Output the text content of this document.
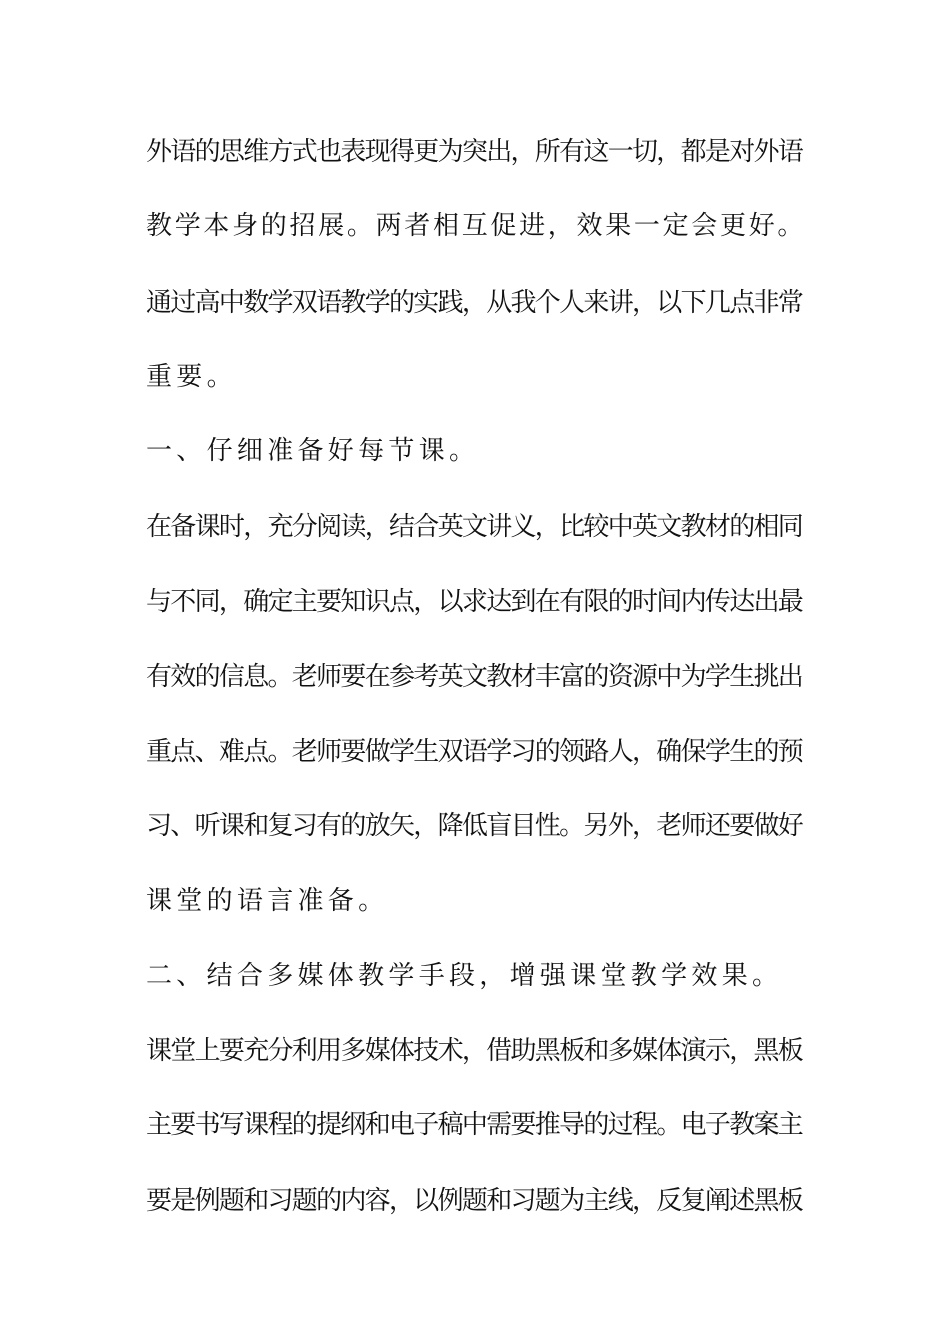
外语的思维方式也表现得更为突出，所有这一切，都是对外语
教学本身的招展。两者相互促进，效果一定会更好。
通过高中数学双语教学的实践，从我个人来讲，以下几点非常
重要。
一、仔细准备好每节课。
在备课时，充分阅读，结合英文讲义，比较中英文教材的相同
与不同，确定主要知识点，以求达到在有限的时间内传达出最
有效的信息。老师要在参考英文教材丰富的资源中为学生挑出
重点、难点。老师要做学生双语学习的领路人，确保学生的预
习、听课和复习有的放矢，降低盲目性。另外，老师还要做好
课堂的语言准备。
二、结合多媒体教学手段，增强课堂教学效果。
课堂上要充分利用多媒体技术，借助黑板和多媒体演示，黑板
主要书写课程的提纲和电子稿中需要推导的过程。电子教案主
要是例题和习题的内容，以例题和习题为主线，反复阐述黑板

■ ■ ■ ■ ■

Directions for this task
Write out the data precisely as given, excluding the pictures.

Exercise output
Output the text content of this document.
外语的思维方式也表现得更为突出，所有这一切，都是对外语
教学本身的招展。两者相互促进，效果一定会更好。
通过高中数学双语教学的实践，从我个人来讲，以下几点非常
重要。
一、仔细准备好每节课。
在备课时，充分阅读，结合英文讲义，比较中英文教材的相同
与不同，确定主要知识点，以求达到在有限的时间内传达出最
有效的信息。老师要在参考英文教材丰富的资源中为学生挑出
重点、难点。老师要做学生双语学习的领路人，确保学生的预
习、听课和复习有的放矢，降低盲目性。另外，老师还要做好
课堂的语言准备。
二、结合多媒体教学手段，增强课堂教学效果。
课堂上要充分利用多媒体技术，借助黑板和多媒体演示，黑板
主要书写课程的提纲和电子稿中需要推导的过程。电子教案主
要是例题和习题的内容，以例题和习题为主线，反复阐述黑板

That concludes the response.